═══ RECORDED DATA ═══
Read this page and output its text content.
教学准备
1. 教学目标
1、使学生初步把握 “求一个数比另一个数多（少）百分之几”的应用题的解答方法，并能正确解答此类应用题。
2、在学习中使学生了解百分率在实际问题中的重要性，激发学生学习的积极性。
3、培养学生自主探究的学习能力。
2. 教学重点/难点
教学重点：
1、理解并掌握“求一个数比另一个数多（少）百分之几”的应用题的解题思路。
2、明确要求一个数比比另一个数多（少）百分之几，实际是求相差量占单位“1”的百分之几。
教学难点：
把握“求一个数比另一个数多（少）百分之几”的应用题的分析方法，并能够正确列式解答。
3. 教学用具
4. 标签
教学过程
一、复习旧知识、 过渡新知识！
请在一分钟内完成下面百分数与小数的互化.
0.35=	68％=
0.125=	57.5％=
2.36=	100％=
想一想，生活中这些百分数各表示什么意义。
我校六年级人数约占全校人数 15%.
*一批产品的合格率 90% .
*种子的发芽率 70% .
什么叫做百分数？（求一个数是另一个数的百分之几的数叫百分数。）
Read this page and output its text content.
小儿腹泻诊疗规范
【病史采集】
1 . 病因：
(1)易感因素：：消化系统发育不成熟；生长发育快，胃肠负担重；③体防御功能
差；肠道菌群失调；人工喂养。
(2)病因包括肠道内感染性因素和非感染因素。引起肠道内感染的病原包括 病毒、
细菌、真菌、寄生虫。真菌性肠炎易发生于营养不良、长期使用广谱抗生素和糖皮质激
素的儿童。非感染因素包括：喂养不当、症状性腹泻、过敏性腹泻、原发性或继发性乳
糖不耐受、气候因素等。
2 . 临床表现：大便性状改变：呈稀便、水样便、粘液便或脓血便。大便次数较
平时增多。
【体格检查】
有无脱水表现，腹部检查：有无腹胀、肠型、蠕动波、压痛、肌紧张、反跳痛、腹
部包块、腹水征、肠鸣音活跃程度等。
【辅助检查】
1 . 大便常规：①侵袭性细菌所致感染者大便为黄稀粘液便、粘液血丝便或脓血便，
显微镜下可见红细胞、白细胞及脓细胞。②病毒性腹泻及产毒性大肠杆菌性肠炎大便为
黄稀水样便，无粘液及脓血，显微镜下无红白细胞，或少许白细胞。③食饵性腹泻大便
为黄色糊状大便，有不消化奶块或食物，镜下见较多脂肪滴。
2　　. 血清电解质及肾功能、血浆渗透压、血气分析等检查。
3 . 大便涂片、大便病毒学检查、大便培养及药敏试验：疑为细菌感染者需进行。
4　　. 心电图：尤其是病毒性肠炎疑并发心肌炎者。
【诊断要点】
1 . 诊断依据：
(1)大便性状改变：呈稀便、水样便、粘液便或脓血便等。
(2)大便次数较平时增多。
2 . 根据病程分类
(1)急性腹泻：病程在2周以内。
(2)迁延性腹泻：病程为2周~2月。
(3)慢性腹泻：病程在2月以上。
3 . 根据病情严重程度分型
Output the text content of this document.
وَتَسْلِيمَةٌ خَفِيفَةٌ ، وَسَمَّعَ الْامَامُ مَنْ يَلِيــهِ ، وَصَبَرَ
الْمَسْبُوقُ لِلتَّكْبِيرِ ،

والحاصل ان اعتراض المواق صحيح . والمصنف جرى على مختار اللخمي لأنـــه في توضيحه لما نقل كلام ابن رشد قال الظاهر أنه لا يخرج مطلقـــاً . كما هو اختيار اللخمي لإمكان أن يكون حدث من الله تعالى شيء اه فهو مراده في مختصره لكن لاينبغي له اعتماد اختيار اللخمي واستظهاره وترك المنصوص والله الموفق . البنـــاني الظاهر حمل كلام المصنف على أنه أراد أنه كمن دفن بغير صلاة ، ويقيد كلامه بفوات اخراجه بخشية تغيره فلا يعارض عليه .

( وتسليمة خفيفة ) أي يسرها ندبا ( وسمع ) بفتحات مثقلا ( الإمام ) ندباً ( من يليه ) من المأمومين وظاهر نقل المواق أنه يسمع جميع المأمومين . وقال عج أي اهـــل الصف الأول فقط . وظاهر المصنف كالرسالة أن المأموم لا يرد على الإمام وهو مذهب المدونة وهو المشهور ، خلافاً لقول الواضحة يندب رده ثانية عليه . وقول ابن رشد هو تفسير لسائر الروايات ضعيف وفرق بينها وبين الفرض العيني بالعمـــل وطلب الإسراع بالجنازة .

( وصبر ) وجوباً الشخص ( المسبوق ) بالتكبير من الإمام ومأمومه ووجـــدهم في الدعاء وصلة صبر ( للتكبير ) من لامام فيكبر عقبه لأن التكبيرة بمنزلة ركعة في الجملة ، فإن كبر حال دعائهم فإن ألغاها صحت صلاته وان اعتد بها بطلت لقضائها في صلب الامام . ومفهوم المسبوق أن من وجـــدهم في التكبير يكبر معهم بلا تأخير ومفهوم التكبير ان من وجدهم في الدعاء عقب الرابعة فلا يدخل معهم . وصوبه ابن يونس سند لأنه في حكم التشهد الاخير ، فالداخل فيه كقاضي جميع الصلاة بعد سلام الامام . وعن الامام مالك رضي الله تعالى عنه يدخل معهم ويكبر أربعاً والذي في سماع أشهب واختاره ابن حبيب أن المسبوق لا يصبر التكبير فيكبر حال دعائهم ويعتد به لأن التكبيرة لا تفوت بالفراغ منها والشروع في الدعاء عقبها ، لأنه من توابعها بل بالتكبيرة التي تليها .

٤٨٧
═══
WORK INSTRUCTIONS
Your task is to repeat the data exactly, with nothing left out.

TASK SOLUTION
Read this page and output its text content.
教学准备
1. 教学目标
1、使学生初步把握 “求一个数比另一个数多（少）百分之几”的应用题的解答方法，并能正确解答此类应用题。
2、在学习中使学生了解百分率在实际问题中的重要性，激发学生学习的积极性。
3、培养学生自主探究的学习能力。
2. 教学重点/难点
教学重点：
1、理解并掌握“求一个数比另一个数多（少）百分之几”的应用题的解题思路。
2、明确要求一个数比比另一个数多（少）百分之几，实际是求相差量占单位“1”的百分之几。
教学难点：
把握“求一个数比另一个数多（少）百分之几”的应用题的分析方法，并能够正确列式解答。
3. 教学用具
4. 标签
教学过程
一、复习旧知识、 过渡新知识！
请在一分钟内完成下面百分数与小数的互化.
0.35=	68％=
0.125=	57.5％=
2.36=	100％=
想一想，生活中这些百分数各表示什么意义。
我校六年级人数约占全校人数 15%.
*一批产品的合格率 90% .
*种子的发芽率 70% .
什么叫做百分数？（求一个数是另一个数的百分之几的数叫百分数。）
Read this page and output its text content.
小儿腹泻诊疗规范
【病史采集】
1 . 病因：
(1)易感因素：：消化系统发育不成熟；生长发育快，胃肠负担重；③体防御功能
差；肠道菌群失调；人工喂养。
(2)病因包括肠道内感染性因素和非感染因素。引起肠道内感染的病原包括 病毒、
细菌、真菌、寄生虫。真菌性肠炎易发生于营养不良、长期使用广谱抗生素和糖皮质激
素的儿童。非感染因素包括：喂养不当、症状性腹泻、过敏性腹泻、原发性或继发性乳
糖不耐受、气候因素等。
2 . 临床表现：大便性状改变：呈稀便、水样便、粘液便或脓血便。大便次数较
平时增多。
【体格检查】
有无脱水表现，腹部检查：有无腹胀、肠型、蠕动波、压痛、肌紧张、反跳痛、腹
部包块、腹水征、肠鸣音活跃程度等。
【辅助检查】
1 . 大便常规：①侵袭性细菌所致感染者大便为黄稀粘液便、粘液血丝便或脓血便，
显微镜下可见红细胞、白细胞及脓细胞。②病毒性腹泻及产毒性大肠杆菌性肠炎大便为
黄稀水样便，无粘液及脓血，显微镜下无红白细胞，或少许白细胞。③食饵性腹泻大便
为黄色糊状大便，有不消化奶块或食物，镜下见较多脂肪滴。
2　　. 血清电解质及肾功能、血浆渗透压、血气分析等检查。
3 . 大便涂片、大便病毒学检查、大便培养及药敏试验：疑为细菌感染者需进行。
4　　. 心电图：尤其是病毒性肠炎疑并发心肌炎者。
【诊断要点】
1 . 诊断依据：
(1)大便性状改变：呈稀便、水样便、粘液便或脓血便等。
(2)大便次数较平时增多。
2 . 根据病程分类
(1)急性腹泻：病程在2周以内。
(2)迁延性腹泻：病程为2周~2月。
(3)慢性腹泻：病程在2月以上。
3 . 根据病情严重程度分型
Output the text content of this document.
وَتَسْلِيمَةٌ خَفِيفَةٌ ، وَسَمَّعَ الْامَامُ مَنْ يَلِيــهِ ، وَصَبَرَ
الْمَسْبُوقُ لِلتَّكْبِيرِ ،

والحاصل ان اعتراض المواق صحيح . والمصنف جرى على مختار اللخمي لأنـــه في توضيحه لما نقل كلام ابن رشد قال الظاهر أنه لا يخرج مطلقـــاً . كما هو اختيار اللخمي لإمكان أن يكون حدث من الله تعالى شيء اه فهو مراده في مختصره لكن لاينبغي له اعتماد اختيار اللخمي واستظهاره وترك المنصوص والله الموفق . البنـــاني الظاهر حمل كلام المصنف على أنه أراد أنه كمن دفن بغير صلاة ، ويقيد كلامه بفوات اخراجه بخشية تغيره فلا يعارض عليه .

( وتسليمة خفيفة ) أي يسرها ندبا ( وسمع ) بفتحات مثقلا ( الإمام ) ندباً ( من يليه ) من المأمومين وظاهر نقل المواق أنه يسمع جميع المأمومين . وقال عج أي اهـــل الصف الأول فقط . وظاهر المصنف كالرسالة أن المأموم لا يرد على الإمام وهو مذهب المدونة وهو المشهور ، خلافاً لقول الواضحة يندب رده ثانية عليه . وقول ابن رشد هو تفسير لسائر الروايات ضعيف وفرق بينها وبين الفرض العيني بالعمـــل وطلب الإسراع بالجنازة .

( وصبر ) وجوباً الشخص ( المسبوق ) بالتكبير من الإمام ومأمومه ووجـــدهم في الدعاء وصلة صبر ( للتكبير ) من لامام فيكبر عقبه لأن التكبيرة بمنزلة ركعة في الجملة ، فإن كبر حال دعائهم فإن ألغاها صحت صلاته وان اعتد بها بطلت لقضائها في صلب الامام . ومفهوم المسبوق أن من وجـــدهم في التكبير يكبر معهم بلا تأخير ومفهوم التكبير ان من وجدهم في الدعاء عقب الرابعة فلا يدخل معهم . وصوبه ابن يونس سند لأنه في حكم التشهد الاخير ، فالداخل فيه كقاضي جميع الصلاة بعد سلام الامام . وعن الامام مالك رضي الله تعالى عنه يدخل معهم ويكبر أربعاً والذي في سماع أشهب واختاره ابن حبيب أن المسبوق لا يصبر التكبير فيكبر حال دعائهم ويعتد به لأن التكبيرة لا تفوت بالفراغ منها والشروع في الدعاء عقبها ، لأنه من توابعها بل بالتكبيرة التي تليها .

٤٨٧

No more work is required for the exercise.